[AIM OF THE TASK]: Each line that follows should be printed again exactly as it stands.

— Start of PROVIDED RECORDS —

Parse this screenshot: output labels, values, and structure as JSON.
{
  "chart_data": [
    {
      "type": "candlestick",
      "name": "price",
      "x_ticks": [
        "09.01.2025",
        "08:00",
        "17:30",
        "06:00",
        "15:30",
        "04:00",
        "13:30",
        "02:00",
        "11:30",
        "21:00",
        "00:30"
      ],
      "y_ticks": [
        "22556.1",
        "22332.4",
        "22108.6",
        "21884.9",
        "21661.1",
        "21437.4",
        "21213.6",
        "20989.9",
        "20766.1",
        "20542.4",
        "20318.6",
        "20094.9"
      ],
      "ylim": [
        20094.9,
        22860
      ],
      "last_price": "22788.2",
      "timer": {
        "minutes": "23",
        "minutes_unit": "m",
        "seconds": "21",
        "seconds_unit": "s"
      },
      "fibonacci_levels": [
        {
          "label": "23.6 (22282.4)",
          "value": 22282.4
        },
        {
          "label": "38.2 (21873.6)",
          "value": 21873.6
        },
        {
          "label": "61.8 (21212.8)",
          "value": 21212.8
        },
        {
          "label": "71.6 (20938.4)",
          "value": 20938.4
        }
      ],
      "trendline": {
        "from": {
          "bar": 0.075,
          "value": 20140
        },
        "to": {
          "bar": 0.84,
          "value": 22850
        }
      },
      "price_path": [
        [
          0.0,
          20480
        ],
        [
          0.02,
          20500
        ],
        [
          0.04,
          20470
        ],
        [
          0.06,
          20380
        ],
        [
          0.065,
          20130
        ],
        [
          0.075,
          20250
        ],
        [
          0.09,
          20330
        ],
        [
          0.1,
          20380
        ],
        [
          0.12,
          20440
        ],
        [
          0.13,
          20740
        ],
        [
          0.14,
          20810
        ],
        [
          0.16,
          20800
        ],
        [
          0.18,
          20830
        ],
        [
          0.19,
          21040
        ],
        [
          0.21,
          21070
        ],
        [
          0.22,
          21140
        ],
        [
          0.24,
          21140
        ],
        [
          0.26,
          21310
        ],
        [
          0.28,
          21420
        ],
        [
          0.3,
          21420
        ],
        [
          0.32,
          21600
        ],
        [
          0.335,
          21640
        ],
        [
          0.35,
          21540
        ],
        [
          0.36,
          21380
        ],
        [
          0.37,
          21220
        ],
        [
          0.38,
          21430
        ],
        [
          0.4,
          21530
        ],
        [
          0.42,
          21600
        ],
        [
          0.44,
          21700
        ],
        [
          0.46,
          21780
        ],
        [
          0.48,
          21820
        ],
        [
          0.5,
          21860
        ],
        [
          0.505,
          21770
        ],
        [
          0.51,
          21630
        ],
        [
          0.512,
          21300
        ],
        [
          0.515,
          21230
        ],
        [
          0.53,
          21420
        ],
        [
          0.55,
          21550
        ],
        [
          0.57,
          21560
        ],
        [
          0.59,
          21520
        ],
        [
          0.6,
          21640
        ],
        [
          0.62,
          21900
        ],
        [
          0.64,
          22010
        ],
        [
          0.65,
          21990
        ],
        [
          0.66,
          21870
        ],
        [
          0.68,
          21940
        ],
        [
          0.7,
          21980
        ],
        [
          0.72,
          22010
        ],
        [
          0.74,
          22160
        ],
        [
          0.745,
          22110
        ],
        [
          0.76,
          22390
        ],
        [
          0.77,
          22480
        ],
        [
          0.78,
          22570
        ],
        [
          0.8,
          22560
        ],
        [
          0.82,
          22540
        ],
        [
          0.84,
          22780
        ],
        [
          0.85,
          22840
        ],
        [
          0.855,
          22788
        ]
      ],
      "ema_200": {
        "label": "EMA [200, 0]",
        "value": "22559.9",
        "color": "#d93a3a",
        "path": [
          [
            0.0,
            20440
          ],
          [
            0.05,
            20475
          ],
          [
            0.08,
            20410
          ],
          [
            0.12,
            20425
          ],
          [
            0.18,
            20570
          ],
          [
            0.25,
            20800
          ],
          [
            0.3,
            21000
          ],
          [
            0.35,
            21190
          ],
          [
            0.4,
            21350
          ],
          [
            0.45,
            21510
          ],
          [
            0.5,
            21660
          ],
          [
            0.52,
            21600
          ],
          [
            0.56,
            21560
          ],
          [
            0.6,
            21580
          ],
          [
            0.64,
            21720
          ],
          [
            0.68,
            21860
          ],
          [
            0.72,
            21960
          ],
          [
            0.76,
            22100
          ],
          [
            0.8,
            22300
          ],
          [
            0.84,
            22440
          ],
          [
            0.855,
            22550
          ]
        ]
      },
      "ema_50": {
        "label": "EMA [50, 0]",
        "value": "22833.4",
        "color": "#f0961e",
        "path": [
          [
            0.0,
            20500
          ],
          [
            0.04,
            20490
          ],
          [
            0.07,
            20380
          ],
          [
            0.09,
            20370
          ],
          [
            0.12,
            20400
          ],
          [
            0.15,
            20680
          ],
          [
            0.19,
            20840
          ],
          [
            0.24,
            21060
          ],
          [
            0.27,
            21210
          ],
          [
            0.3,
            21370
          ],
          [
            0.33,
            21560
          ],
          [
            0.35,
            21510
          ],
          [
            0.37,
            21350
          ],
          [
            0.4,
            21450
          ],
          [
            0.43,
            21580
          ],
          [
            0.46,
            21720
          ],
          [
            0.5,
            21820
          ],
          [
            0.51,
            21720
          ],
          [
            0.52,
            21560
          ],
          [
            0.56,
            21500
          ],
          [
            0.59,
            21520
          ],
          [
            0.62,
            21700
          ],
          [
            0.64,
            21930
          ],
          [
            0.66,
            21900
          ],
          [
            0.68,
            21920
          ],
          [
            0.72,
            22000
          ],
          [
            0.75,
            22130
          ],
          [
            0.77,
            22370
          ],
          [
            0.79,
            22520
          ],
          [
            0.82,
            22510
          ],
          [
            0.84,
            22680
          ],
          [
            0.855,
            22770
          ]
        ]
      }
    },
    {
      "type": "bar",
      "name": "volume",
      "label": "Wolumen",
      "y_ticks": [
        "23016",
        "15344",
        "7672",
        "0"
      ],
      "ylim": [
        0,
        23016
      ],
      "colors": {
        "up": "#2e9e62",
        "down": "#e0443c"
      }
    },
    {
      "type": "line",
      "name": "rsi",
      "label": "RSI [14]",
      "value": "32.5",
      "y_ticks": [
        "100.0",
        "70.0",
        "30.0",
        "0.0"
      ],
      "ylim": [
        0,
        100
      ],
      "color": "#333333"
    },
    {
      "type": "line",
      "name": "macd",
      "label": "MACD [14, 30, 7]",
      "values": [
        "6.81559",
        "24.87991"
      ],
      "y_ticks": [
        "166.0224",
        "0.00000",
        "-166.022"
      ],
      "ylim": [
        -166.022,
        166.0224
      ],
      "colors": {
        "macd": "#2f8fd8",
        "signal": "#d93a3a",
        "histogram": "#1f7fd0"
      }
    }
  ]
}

— End of PROVIDED RECORDS —

[EXERCISE RESULT]:
Parse this screenshot: output labels, values, and structure as JSON.
{
  "chart_data": [
    {
      "type": "candlestick",
      "name": "price",
      "x_ticks": [
        "09.01.2025",
        "08:00",
        "17:30",
        "06:00",
        "15:30",
        "04:00",
        "13:30",
        "02:00",
        "11:30",
        "21:00",
        "00:30"
      ],
      "y_ticks": [
        "22556.1",
        "22332.4",
        "22108.6",
        "21884.9",
        "21661.1",
        "21437.4",
        "21213.6",
        "20989.9",
        "20766.1",
        "20542.4",
        "20318.6",
        "20094.9"
      ],
      "ylim": [
        20094.9,
        22860
      ],
      "last_price": "22788.2",
      "timer": {
        "minutes": "23",
        "minutes_unit": "m",
        "seconds": "21",
        "seconds_unit": "s"
      },
      "fibonacci_levels": [
        {
          "label": "23.6 (22282.4)",
          "value": 22282.4
        },
        {
          "label": "38.2 (21873.6)",
          "value": 21873.6
        },
        {
          "label": "61.8 (21212.8)",
          "value": 21212.8
        },
        {
          "label": "71.6 (20938.4)",
          "value": 20938.4
        }
      ],
      "trendline": {
        "from": {
          "bar": 0.075,
          "value": 20140
        },
        "to": {
          "bar": 0.84,
          "value": 22850
        }
      },
      "price_path": [
        [
          0.0,
          20480
        ],
        [
          0.02,
          20500
        ],
        [
          0.04,
          20470
        ],
        [
          0.06,
          20380
        ],
        [
          0.065,
          20130
        ],
        [
          0.075,
          20250
        ],
        [
          0.09,
          20330
        ],
        [
          0.1,
          20380
        ],
        [
          0.12,
          20440
        ],
        [
          0.13,
          20740
        ],
        [
          0.14,
          20810
        ],
        [
          0.16,
          20800
        ],
        [
          0.18,
          20830
        ],
        [
          0.19,
          21040
        ],
        [
          0.21,
          21070
        ],
        [
          0.22,
          21140
        ],
        [
          0.24,
          21140
        ],
        [
          0.26,
          21310
        ],
        [
          0.28,
          21420
        ],
        [
          0.3,
          21420
        ],
        [
          0.32,
          21600
        ],
        [
          0.335,
          21640
        ],
        [
          0.35,
          21540
        ],
        [
          0.36,
          21380
        ],
        [
          0.37,
          21220
        ],
        [
          0.38,
          21430
        ],
        [
          0.4,
          21530
        ],
        [
          0.42,
          21600
        ],
        [
          0.44,
          21700
        ],
        [
          0.46,
          21780
        ],
        [
          0.48,
          21820
        ],
        [
          0.5,
          21860
        ],
        [
          0.505,
          21770
        ],
        [
          0.51,
          21630
        ],
        [
          0.512,
          21300
        ],
        [
          0.515,
          21230
        ],
        [
          0.53,
          21420
        ],
        [
          0.55,
          21550
        ],
        [
          0.57,
          21560
        ],
        [
          0.59,
          21520
        ],
        [
          0.6,
          21640
        ],
        [
          0.62,
          21900
        ],
        [
          0.64,
          22010
        ],
        [
          0.65,
          21990
        ],
        [
          0.66,
          21870
        ],
        [
          0.68,
          21940
        ],
        [
          0.7,
          21980
        ],
        [
          0.72,
          22010
        ],
        [
          0.74,
          22160
        ],
        [
          0.745,
          22110
        ],
        [
          0.76,
          22390
        ],
        [
          0.77,
          22480
        ],
        [
          0.78,
          22570
        ],
        [
          0.8,
          22560
        ],
        [
          0.82,
          22540
        ],
        [
          0.84,
          22780
        ],
        [
          0.85,
          22840
        ],
        [
          0.855,
          22788
        ]
      ],
      "ema_200": {
        "label": "EMA [200, 0]",
        "value": "22559.9",
        "color": "#d93a3a",
        "path": [
          [
            0.0,
            20440
          ],
          [
            0.05,
            20475
          ],
          [
            0.08,
            20410
          ],
          [
            0.12,
            20425
          ],
          [
            0.18,
            20570
          ],
          [
            0.25,
            20800
          ],
          [
            0.3,
            21000
          ],
          [
            0.35,
            21190
          ],
          [
            0.4,
            21350
          ],
          [
            0.45,
            21510
          ],
          [
            0.5,
            21660
          ],
          [
            0.52,
            21600
          ],
          [
            0.56,
            21560
          ],
          [
            0.6,
            21580
          ],
          [
            0.64,
            21720
          ],
          [
            0.68,
            21860
          ],
          [
            0.72,
            21960
          ],
          [
            0.76,
            22100
          ],
          [
            0.8,
            22300
          ],
          [
            0.84,
            22440
          ],
          [
            0.855,
            22550
          ]
        ]
      },
      "ema_50": {
        "label": "EMA [50, 0]",
        "value": "22833.4",
        "color": "#f0961e",
        "path": [
          [
            0.0,
            20500
          ],
          [
            0.04,
            20490
          ],
          [
            0.07,
            20380
          ],
          [
            0.09,
            20370
          ],
          [
            0.12,
            20400
          ],
          [
            0.15,
            20680
          ],
          [
            0.19,
            20840
          ],
          [
            0.24,
            21060
          ],
          [
            0.27,
            21210
          ],
          [
            0.3,
            21370
          ],
          [
            0.33,
            21560
          ],
          [
            0.35,
            21510
          ],
          [
            0.37,
            21350
          ],
          [
            0.4,
            21450
          ],
          [
            0.43,
            21580
          ],
          [
            0.46,
            21720
          ],
          [
            0.5,
            21820
          ],
          [
            0.51,
            21720
          ],
          [
            0.52,
            21560
          ],
          [
            0.56,
            21500
          ],
          [
            0.59,
            21520
          ],
          [
            0.62,
            21700
          ],
          [
            0.64,
            21930
          ],
          [
            0.66,
            21900
          ],
          [
            0.68,
            21920
          ],
          [
            0.72,
            22000
          ],
          [
            0.75,
            22130
          ],
          [
            0.77,
            22370
          ],
          [
            0.79,
            22520
          ],
          [
            0.82,
            22510
          ],
          [
            0.84,
            22680
          ],
          [
            0.855,
            22770
          ]
        ]
      }
    },
    {
      "type": "bar",
      "name": "volume",
      "label": "Wolumen",
      "y_ticks": [
        "23016",
        "15344",
        "7672",
        "0"
      ],
      "ylim": [
        0,
        23016
      ],
      "colors": {
        "up": "#2e9e62",
        "down": "#e0443c"
      }
    },
    {
      "type": "line",
      "name": "rsi",
      "label": "RSI [14]",
      "value": "32.5",
      "y_ticks": [
        "100.0",
        "70.0",
        "30.0",
        "0.0"
      ],
      "ylim": [
        0,
        100
      ],
      "color": "#333333"
    },
    {
      "type": "line",
      "name": "macd",
      "label": "MACD [14, 30, 7]",
      "values": [
        "6.81559",
        "24.87991"
      ],
      "y_ticks": [
        "166.0224",
        "0.00000",
        "-166.022"
      ],
      "ylim": [
        -166.022,
        166.0224
      ],
      "colors": {
        "macd": "#2f8fd8",
        "signal": "#d93a3a",
        "histogram": "#1f7fd0"
      }
    }
  ]
}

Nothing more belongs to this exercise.